### TASK TO COMPLETE
Take each line containing the word "seat" and copy it.

### EXCERPTED DATA
= = =
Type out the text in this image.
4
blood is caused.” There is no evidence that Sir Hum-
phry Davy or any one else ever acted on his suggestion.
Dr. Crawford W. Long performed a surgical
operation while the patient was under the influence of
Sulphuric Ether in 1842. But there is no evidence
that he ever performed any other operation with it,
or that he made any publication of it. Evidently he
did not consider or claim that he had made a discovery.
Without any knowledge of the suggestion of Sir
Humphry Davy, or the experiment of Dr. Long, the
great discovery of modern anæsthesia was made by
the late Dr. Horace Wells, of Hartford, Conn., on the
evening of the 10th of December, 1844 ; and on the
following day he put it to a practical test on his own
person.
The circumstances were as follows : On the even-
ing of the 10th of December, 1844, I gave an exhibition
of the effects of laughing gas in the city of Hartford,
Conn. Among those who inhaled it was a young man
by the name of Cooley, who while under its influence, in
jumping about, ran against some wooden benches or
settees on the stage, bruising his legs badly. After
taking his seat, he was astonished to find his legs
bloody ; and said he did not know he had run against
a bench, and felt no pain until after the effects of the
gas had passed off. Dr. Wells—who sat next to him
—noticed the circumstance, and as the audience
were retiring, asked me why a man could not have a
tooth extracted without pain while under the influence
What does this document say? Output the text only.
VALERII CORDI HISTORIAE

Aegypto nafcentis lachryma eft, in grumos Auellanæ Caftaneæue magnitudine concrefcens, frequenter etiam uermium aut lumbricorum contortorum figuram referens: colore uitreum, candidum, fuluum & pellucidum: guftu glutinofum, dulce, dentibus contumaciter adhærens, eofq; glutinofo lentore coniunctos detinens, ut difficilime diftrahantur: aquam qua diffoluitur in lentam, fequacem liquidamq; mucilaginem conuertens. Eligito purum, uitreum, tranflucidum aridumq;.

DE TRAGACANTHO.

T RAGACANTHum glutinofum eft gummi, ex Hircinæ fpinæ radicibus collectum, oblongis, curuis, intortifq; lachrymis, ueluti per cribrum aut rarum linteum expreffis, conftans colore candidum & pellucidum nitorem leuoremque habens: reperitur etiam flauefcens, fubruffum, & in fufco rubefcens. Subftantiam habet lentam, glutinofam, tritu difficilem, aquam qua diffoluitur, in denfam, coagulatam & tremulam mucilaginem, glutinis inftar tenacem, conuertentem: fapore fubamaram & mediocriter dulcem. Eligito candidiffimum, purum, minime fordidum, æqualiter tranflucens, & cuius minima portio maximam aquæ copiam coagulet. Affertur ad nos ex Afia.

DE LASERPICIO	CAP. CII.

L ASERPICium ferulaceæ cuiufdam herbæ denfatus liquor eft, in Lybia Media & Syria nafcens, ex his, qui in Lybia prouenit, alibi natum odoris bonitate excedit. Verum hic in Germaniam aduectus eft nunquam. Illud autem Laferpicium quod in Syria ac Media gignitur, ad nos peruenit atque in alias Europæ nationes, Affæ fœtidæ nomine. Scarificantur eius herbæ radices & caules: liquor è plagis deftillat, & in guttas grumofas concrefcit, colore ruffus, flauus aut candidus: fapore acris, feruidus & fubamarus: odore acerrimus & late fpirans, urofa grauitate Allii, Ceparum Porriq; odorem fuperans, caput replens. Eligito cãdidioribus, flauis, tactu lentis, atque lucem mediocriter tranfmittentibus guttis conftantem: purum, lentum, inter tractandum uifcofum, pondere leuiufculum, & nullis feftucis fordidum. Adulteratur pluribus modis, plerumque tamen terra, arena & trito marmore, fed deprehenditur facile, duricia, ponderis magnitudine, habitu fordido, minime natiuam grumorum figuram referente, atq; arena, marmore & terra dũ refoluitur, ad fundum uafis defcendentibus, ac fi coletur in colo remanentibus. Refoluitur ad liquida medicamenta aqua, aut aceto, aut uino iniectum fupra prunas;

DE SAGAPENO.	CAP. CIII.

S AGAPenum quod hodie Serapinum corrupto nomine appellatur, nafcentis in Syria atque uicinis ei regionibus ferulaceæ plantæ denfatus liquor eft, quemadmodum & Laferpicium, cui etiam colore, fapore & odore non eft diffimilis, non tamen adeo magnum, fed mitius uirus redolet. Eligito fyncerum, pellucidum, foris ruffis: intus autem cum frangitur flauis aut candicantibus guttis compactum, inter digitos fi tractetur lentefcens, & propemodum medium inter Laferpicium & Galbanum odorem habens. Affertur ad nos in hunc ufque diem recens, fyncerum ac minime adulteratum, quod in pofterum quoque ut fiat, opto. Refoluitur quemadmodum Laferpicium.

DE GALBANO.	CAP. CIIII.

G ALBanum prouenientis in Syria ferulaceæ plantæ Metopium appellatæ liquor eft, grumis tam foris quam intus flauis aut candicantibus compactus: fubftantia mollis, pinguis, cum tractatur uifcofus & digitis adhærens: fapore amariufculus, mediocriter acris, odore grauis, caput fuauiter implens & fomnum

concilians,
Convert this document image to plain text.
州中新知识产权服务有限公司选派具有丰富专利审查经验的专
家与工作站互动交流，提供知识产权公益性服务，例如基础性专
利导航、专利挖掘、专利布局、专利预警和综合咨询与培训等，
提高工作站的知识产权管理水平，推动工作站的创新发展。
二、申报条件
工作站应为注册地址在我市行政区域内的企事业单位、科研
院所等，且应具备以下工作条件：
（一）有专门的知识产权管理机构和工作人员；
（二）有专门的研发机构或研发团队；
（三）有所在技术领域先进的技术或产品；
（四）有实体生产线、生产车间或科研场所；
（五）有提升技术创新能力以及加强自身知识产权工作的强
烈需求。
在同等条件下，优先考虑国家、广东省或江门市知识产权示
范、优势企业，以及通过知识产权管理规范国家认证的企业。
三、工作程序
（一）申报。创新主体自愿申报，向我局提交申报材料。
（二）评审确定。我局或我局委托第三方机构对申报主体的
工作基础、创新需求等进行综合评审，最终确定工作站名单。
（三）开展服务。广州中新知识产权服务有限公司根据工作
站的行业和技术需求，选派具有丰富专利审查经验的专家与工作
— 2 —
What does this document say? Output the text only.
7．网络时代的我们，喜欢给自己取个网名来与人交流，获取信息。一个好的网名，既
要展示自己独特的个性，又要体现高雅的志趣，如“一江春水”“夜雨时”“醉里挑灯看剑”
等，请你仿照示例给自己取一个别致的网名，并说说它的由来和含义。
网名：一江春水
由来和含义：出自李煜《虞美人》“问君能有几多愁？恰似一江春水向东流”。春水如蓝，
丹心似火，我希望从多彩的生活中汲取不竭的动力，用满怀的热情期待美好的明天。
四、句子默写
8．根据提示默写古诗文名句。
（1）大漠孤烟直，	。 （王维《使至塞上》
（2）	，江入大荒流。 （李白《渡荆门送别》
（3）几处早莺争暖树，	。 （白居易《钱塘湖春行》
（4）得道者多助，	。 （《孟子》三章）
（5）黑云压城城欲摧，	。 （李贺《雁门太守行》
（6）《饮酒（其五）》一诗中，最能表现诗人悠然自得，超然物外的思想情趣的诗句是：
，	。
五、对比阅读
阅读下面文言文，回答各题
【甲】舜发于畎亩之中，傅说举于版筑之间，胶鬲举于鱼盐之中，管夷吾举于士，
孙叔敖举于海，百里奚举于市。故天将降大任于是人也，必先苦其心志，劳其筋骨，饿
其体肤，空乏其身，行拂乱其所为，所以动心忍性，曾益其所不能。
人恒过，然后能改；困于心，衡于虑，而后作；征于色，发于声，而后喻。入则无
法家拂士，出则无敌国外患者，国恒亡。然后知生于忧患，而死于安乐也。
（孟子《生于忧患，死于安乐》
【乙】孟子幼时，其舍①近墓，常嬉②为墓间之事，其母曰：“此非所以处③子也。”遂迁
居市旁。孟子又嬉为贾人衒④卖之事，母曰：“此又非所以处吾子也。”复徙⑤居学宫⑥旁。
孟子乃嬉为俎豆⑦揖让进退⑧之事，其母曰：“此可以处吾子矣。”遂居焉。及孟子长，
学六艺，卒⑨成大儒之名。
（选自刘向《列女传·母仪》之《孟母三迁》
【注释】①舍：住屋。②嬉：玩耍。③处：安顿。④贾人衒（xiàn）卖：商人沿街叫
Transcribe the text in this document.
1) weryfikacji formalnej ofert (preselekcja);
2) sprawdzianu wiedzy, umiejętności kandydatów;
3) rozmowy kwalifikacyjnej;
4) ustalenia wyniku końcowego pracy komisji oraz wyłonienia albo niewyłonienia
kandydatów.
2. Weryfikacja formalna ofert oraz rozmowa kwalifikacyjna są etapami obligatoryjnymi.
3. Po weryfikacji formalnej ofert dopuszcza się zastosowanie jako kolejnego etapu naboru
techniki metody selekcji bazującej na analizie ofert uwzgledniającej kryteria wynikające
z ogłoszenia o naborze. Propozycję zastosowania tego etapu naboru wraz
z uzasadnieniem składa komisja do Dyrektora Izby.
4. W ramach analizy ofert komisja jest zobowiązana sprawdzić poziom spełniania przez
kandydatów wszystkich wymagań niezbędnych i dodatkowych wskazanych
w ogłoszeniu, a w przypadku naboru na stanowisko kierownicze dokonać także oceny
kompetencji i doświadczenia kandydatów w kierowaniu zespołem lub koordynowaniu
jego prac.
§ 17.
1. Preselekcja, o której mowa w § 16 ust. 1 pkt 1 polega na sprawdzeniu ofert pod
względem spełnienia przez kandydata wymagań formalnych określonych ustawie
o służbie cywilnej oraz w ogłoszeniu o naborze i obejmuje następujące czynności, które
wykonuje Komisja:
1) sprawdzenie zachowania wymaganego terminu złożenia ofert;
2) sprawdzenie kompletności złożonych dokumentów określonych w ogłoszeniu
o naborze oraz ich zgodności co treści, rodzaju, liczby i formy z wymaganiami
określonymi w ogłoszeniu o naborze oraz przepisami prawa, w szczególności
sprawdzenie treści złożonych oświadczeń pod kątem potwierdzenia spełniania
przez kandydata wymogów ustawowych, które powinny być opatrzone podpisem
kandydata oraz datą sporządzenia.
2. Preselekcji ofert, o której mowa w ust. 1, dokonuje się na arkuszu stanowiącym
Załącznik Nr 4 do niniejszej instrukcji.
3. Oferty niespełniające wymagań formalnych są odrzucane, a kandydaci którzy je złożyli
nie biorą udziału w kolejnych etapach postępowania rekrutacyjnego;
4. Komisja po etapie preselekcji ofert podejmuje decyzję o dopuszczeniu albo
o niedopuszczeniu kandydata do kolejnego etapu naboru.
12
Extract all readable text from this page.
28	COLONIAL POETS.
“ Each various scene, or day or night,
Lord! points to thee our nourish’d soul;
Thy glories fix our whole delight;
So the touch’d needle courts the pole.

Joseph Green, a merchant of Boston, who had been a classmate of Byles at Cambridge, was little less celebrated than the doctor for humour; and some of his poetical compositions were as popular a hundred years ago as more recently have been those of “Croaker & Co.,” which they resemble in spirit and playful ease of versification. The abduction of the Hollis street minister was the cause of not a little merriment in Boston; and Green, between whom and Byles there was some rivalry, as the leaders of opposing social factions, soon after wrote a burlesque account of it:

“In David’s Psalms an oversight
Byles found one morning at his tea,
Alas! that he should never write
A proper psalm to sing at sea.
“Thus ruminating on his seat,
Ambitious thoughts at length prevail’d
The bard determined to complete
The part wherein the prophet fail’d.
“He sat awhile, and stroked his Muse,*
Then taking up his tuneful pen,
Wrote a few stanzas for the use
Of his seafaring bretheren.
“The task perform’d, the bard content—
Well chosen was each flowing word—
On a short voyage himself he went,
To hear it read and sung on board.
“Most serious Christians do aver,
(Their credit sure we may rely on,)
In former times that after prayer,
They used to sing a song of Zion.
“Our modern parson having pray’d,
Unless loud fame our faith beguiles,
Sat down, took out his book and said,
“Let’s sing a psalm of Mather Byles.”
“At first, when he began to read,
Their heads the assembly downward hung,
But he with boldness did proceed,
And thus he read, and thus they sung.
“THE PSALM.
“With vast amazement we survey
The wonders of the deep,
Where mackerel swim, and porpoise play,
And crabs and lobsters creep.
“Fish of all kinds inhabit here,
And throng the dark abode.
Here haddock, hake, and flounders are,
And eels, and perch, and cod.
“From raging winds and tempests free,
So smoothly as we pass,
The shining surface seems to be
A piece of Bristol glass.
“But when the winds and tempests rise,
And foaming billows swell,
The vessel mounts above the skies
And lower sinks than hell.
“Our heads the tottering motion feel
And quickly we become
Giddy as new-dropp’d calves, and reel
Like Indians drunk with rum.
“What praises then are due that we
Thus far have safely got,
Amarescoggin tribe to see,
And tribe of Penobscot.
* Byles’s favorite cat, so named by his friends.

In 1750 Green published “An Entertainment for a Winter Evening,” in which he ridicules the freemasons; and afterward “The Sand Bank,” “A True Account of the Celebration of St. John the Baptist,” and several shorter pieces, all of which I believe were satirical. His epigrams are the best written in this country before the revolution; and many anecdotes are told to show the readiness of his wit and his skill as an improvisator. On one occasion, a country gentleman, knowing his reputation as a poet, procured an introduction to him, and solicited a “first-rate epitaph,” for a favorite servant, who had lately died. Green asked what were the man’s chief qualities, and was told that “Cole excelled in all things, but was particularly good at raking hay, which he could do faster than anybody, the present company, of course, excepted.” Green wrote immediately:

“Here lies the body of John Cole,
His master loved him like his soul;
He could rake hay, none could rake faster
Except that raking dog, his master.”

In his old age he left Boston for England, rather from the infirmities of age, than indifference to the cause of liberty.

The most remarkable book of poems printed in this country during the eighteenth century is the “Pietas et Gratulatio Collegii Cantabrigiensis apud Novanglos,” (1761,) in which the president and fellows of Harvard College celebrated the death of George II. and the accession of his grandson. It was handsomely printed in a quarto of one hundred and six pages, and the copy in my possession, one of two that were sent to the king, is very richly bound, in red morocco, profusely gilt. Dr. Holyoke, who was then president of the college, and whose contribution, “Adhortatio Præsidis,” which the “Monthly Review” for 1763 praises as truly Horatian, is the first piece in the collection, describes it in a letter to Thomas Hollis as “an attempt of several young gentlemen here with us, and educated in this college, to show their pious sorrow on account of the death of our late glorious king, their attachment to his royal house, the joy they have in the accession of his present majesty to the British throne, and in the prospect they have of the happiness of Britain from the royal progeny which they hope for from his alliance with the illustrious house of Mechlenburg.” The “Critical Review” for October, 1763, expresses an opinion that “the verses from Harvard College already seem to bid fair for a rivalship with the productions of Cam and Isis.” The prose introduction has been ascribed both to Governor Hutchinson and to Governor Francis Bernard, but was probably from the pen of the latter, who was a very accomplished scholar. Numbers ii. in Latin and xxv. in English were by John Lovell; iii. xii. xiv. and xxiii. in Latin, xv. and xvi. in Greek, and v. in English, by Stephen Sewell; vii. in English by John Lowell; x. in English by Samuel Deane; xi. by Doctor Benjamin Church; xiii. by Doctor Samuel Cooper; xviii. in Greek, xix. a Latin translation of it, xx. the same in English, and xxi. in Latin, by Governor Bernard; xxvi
= = =
### EXERCISE RESULT
taking his seat, he was astonished to find his legs
“Thus ruminating on his seat,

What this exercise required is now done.